[Stored items]
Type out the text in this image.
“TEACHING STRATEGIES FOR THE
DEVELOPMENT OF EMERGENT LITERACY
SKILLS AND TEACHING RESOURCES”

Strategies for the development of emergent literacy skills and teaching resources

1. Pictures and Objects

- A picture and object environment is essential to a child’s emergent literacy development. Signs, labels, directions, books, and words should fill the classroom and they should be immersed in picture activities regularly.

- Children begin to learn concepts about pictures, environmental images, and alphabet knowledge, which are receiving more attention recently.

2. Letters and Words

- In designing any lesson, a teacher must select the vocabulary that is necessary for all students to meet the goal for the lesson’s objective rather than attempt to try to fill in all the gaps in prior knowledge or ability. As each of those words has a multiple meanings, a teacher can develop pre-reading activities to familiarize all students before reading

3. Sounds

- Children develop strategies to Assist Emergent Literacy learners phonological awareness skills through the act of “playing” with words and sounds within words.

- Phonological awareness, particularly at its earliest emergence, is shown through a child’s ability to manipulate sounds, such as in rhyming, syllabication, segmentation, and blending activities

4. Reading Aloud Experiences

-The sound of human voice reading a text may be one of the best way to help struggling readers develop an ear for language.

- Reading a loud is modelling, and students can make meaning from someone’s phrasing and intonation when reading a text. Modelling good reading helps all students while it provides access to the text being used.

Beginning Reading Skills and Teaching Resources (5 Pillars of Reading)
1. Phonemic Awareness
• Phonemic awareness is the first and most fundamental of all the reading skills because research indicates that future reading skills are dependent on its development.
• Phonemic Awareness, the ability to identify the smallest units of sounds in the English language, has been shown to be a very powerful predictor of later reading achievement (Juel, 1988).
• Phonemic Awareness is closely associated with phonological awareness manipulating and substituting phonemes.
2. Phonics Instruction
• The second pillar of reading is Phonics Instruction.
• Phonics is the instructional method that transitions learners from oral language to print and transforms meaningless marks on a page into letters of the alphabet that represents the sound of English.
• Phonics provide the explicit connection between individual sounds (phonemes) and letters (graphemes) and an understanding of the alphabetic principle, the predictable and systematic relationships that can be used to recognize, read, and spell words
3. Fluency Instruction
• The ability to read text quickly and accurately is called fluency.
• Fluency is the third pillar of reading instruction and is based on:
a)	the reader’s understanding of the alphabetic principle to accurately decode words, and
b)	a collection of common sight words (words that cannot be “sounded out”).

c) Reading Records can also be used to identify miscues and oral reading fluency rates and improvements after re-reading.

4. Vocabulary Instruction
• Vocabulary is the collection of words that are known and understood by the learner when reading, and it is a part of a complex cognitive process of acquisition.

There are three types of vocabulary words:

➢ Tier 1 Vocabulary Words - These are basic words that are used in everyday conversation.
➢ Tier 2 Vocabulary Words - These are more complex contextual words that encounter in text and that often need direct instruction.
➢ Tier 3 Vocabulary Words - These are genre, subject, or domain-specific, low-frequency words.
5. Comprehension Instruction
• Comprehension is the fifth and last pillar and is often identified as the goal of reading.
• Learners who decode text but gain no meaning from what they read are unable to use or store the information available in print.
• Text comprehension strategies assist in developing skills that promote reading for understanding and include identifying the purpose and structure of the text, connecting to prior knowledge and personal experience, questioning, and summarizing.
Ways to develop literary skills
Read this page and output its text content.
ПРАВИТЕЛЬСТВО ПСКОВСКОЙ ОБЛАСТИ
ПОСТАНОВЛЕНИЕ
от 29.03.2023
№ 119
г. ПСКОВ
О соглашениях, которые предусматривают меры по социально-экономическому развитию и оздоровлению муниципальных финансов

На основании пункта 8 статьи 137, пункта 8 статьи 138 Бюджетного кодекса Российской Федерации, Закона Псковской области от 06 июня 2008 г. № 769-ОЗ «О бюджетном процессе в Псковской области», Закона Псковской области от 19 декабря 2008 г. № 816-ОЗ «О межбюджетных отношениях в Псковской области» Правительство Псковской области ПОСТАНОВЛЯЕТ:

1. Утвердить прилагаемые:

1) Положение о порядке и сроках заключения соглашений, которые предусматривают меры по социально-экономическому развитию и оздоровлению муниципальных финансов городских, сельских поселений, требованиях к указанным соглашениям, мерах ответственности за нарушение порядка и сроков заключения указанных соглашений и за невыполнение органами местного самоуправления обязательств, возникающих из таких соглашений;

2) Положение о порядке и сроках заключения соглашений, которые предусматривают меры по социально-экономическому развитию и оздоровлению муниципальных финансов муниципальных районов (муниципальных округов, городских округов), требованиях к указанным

## DIRECTIONS:
Exactly reproduce all of the entries.

## RESPONSE BELOW:
Type out the text in this image.
“TEACHING STRATEGIES FOR THE
DEVELOPMENT OF EMERGENT LITERACY
SKILLS AND TEACHING RESOURCES”

Strategies for the development of emergent literacy skills and teaching resources

1. Pictures and Objects

- A picture and object environment is essential to a child’s emergent literacy development. Signs, labels, directions, books, and words should fill the classroom and they should be immersed in picture activities regularly.

- Children begin to learn concepts about pictures, environmental images, and alphabet knowledge, which are receiving more attention recently.

2. Letters and Words

- In designing any lesson, a teacher must select the vocabulary that is necessary for all students to meet the goal for the lesson’s objective rather than attempt to try to fill in all the gaps in prior knowledge or ability. As each of those words has a multiple meanings, a teacher can develop pre-reading activities to familiarize all students before reading

3. Sounds

- Children develop strategies to Assist Emergent Literacy learners phonological awareness skills through the act of “playing” with words and sounds within words.

- Phonological awareness, particularly at its earliest emergence, is shown through a child’s ability to manipulate sounds, such as in rhyming, syllabication, segmentation, and blending activities

4. Reading Aloud Experiences

-The sound of human voice reading a text may be one of the best way to help struggling readers develop an ear for language.

- Reading a loud is modelling, and students can make meaning from someone’s phrasing and intonation when reading a text. Modelling good reading helps all students while it provides access to the text being used.

Beginning Reading Skills and Teaching Resources (5 Pillars of Reading)
1. Phonemic Awareness
• Phonemic awareness is the first and most fundamental of all the reading skills because research indicates that future reading skills are dependent on its development.
• Phonemic Awareness, the ability to identify the smallest units of sounds in the English language, has been shown to be a very powerful predictor of later reading achievement (Juel, 1988).
• Phonemic Awareness is closely associated with phonological awareness manipulating and substituting phonemes.
2. Phonics Instruction
• The second pillar of reading is Phonics Instruction.
• Phonics is the instructional method that transitions learners from oral language to print and transforms meaningless marks on a page into letters of the alphabet that represents the sound of English.
• Phonics provide the explicit connection between individual sounds (phonemes) and letters (graphemes) and an understanding of the alphabetic principle, the predictable and systematic relationships that can be used to recognize, read, and spell words
3. Fluency Instruction
• The ability to read text quickly and accurately is called fluency.
• Fluency is the third pillar of reading instruction and is based on:
a)	the reader’s understanding of the alphabetic principle to accurately decode words, and
b)	a collection of common sight words (words that cannot be “sounded out”).

c) Reading Records can also be used to identify miscues and oral reading fluency rates and improvements after re-reading.

4. Vocabulary Instruction
• Vocabulary is the collection of words that are known and understood by the learner when reading, and it is a part of a complex cognitive process of acquisition.

There are three types of vocabulary words:

➢ Tier 1 Vocabulary Words - These are basic words that are used in everyday conversation.
➢ Tier 2 Vocabulary Words - These are more complex contextual words that encounter in text and that often need direct instruction.
➢ Tier 3 Vocabulary Words - These are genre, subject, or domain-specific, low-frequency words.
5. Comprehension Instruction
• Comprehension is the fifth and last pillar and is often identified as the goal of reading.
• Learners who decode text but gain no meaning from what they read are unable to use or store the information available in print.
• Text comprehension strategies assist in developing skills that promote reading for understanding and include identifying the purpose and structure of the text, connecting to prior knowledge and personal experience, questioning, and summarizing.
Ways to develop literary skills
Read this page and output its text content.
ПРАВИТЕЛЬСТВО ПСКОВСКОЙ ОБЛАСТИ
ПОСТАНОВЛЕНИЕ
от 29.03.2023
№ 119
г. ПСКОВ
О соглашениях, которые предусматривают меры по социально-экономическому развитию и оздоровлению муниципальных финансов

На основании пункта 8 статьи 137, пункта 8 статьи 138 Бюджетного кодекса Российской Федерации, Закона Псковской области от 06 июня 2008 г. № 769-ОЗ «О бюджетном процессе в Псковской области», Закона Псковской области от 19 декабря 2008 г. № 816-ОЗ «О межбюджетных отношениях в Псковской области» Правительство Псковской области ПОСТАНОВЛЯЕТ:

1. Утвердить прилагаемые:

1) Положение о порядке и сроках заключения соглашений, которые предусматривают меры по социально-экономическому развитию и оздоровлению муниципальных финансов городских, сельских поселений, требованиях к указанным соглашениям, мерах ответственности за нарушение порядка и сроков заключения указанных соглашений и за невыполнение органами местного самоуправления обязательств, возникающих из таких соглашений;

2) Положение о порядке и сроках заключения соглашений, которые предусматривают меры по социально-экономическому развитию и оздоровлению муниципальных финансов муниципальных районов (муниципальных округов, городских округов), требованиях к указанным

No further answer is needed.